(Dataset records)
┄┄┄┄┄┄

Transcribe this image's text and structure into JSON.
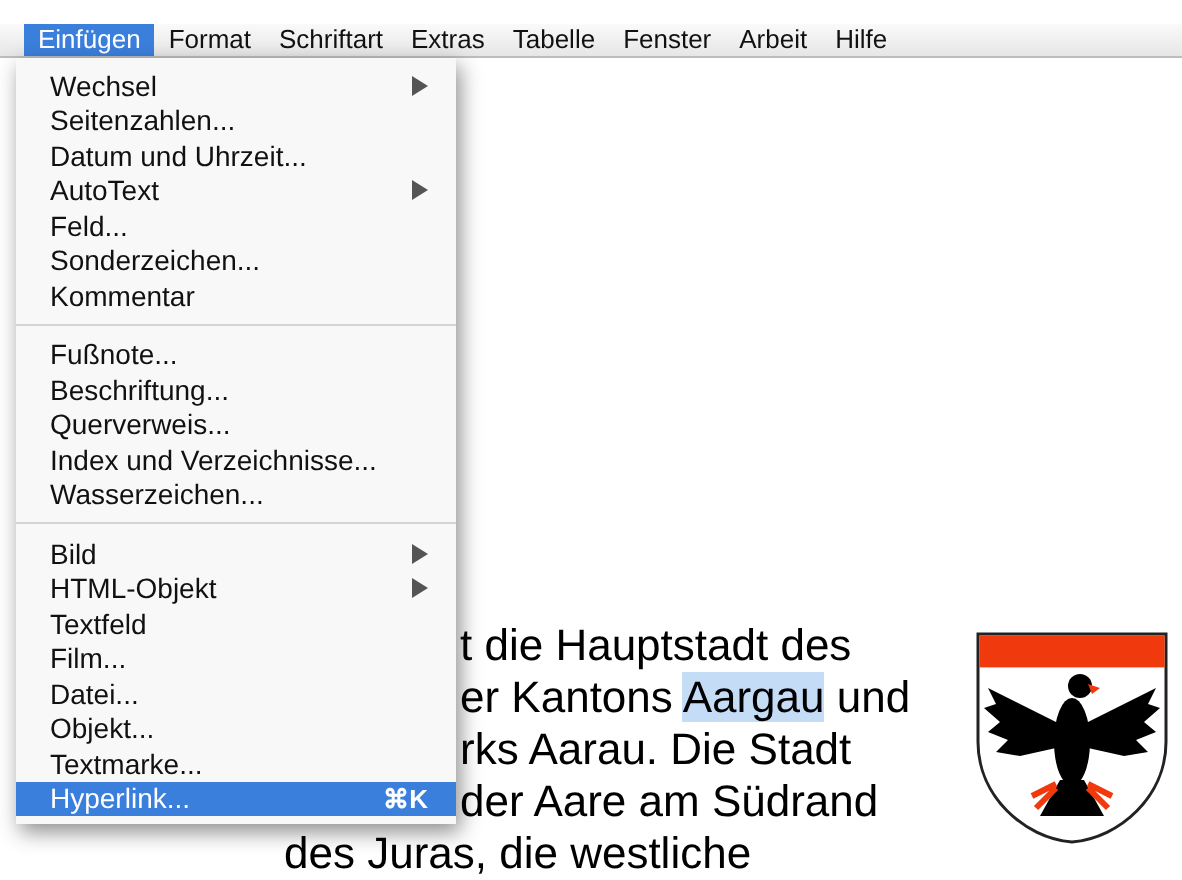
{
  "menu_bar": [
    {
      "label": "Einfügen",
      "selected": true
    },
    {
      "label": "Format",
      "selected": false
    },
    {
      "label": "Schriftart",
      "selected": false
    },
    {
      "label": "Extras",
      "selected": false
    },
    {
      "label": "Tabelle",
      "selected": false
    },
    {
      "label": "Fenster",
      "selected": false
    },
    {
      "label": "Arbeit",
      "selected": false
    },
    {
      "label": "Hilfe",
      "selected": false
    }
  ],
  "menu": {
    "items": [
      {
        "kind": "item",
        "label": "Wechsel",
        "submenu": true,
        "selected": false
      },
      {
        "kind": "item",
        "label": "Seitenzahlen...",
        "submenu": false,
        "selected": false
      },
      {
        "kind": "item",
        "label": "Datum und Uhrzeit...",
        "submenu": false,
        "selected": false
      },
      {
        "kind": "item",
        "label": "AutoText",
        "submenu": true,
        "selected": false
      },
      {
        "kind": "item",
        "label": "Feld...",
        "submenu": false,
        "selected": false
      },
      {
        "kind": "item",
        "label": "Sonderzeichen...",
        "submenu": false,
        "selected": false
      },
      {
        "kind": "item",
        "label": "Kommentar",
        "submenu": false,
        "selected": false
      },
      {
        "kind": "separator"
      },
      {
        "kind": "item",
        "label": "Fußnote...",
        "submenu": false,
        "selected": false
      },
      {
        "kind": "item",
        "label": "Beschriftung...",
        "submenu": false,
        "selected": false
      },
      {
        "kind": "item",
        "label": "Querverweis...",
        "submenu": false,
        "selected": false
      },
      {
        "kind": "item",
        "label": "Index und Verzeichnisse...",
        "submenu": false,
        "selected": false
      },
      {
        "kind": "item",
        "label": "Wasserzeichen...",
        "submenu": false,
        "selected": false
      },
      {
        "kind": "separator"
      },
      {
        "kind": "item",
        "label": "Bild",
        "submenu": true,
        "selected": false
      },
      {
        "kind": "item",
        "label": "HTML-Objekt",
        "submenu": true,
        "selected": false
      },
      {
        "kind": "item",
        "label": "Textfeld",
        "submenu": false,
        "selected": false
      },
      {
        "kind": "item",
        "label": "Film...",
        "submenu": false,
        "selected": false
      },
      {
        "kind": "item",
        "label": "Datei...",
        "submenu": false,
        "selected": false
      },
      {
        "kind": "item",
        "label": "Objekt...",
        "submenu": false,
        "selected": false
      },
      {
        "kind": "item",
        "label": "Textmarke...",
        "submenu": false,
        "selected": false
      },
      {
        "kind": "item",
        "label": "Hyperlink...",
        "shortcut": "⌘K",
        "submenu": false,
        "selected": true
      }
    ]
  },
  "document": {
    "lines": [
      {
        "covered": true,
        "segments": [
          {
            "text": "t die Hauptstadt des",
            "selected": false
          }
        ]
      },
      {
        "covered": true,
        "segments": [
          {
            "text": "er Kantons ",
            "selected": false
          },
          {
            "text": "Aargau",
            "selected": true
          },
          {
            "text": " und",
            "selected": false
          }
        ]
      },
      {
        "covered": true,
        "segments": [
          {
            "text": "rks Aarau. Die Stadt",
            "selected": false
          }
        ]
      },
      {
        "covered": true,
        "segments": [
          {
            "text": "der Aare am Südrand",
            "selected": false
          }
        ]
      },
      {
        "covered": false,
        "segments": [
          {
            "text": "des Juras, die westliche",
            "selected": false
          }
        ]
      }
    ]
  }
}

┄┄┄┄┄┄

◆ Stated exercise
Repeat the records in full, exactly as they appear, without the pictures.

◆ Task response
Transcribe this image's text and structure into JSON.
{
  "menu_bar": [
    {
      "label": "Einfügen",
      "selected": true
    },
    {
      "label": "Format",
      "selected": false
    },
    {
      "label": "Schriftart",
      "selected": false
    },
    {
      "label": "Extras",
      "selected": false
    },
    {
      "label": "Tabelle",
      "selected": false
    },
    {
      "label": "Fenster",
      "selected": false
    },
    {
      "label": "Arbeit",
      "selected": false
    },
    {
      "label": "Hilfe",
      "selected": false
    }
  ],
  "menu": {
    "items": [
      {
        "kind": "item",
        "label": "Wechsel",
        "submenu": true,
        "selected": false
      },
      {
        "kind": "item",
        "label": "Seitenzahlen...",
        "submenu": false,
        "selected": false
      },
      {
        "kind": "item",
        "label": "Datum und Uhrzeit...",
        "submenu": false,
        "selected": false
      },
      {
        "kind": "item",
        "label": "AutoText",
        "submenu": true,
        "selected": false
      },
      {
        "kind": "item",
        "label": "Feld...",
        "submenu": false,
        "selected": false
      },
      {
        "kind": "item",
        "label": "Sonderzeichen...",
        "submenu": false,
        "selected": false
      },
      {
        "kind": "item",
        "label": "Kommentar",
        "submenu": false,
        "selected": false
      },
      {
        "kind": "separator"
      },
      {
        "kind": "item",
        "label": "Fußnote...",
        "submenu": false,
        "selected": false
      },
      {
        "kind": "item",
        "label": "Beschriftung...",
        "submenu": false,
        "selected": false
      },
      {
        "kind": "item",
        "label": "Querverweis...",
        "submenu": false,
        "selected": false
      },
      {
        "kind": "item",
        "label": "Index und Verzeichnisse...",
        "submenu": false,
        "selected": false
      },
      {
        "kind": "item",
        "label": "Wasserzeichen...",
        "submenu": false,
        "selected": false
      },
      {
        "kind": "separator"
      },
      {
        "kind": "item",
        "label": "Bild",
        "submenu": true,
        "selected": false
      },
      {
        "kind": "item",
        "label": "HTML-Objekt",
        "submenu": true,
        "selected": false
      },
      {
        "kind": "item",
        "label": "Textfeld",
        "submenu": false,
        "selected": false
      },
      {
        "kind": "item",
        "label": "Film...",
        "submenu": false,
        "selected": false
      },
      {
        "kind": "item",
        "label": "Datei...",
        "submenu": false,
        "selected": false
      },
      {
        "kind": "item",
        "label": "Objekt...",
        "submenu": false,
        "selected": false
      },
      {
        "kind": "item",
        "label": "Textmarke...",
        "submenu": false,
        "selected": false
      },
      {
        "kind": "item",
        "label": "Hyperlink...",
        "shortcut": "⌘K",
        "submenu": false,
        "selected": true
      }
    ]
  },
  "document": {
    "lines": [
      {
        "covered": true,
        "segments": [
          {
            "text": "t die Hauptstadt des",
            "selected": false
          }
        ]
      },
      {
        "covered": true,
        "segments": [
          {
            "text": "er Kantons ",
            "selected": false
          },
          {
            "text": "Aargau",
            "selected": true
          },
          {
            "text": " und",
            "selected": false
          }
        ]
      },
      {
        "covered": true,
        "segments": [
          {
            "text": "rks Aarau. Die Stadt",
            "selected": false
          }
        ]
      },
      {
        "covered": true,
        "segments": [
          {
            "text": "der Aare am Südrand",
            "selected": false
          }
        ]
      },
      {
        "covered": false,
        "segments": [
          {
            "text": "des Juras, die westliche",
            "selected": false
          }
        ]
      }
    ]
  }
}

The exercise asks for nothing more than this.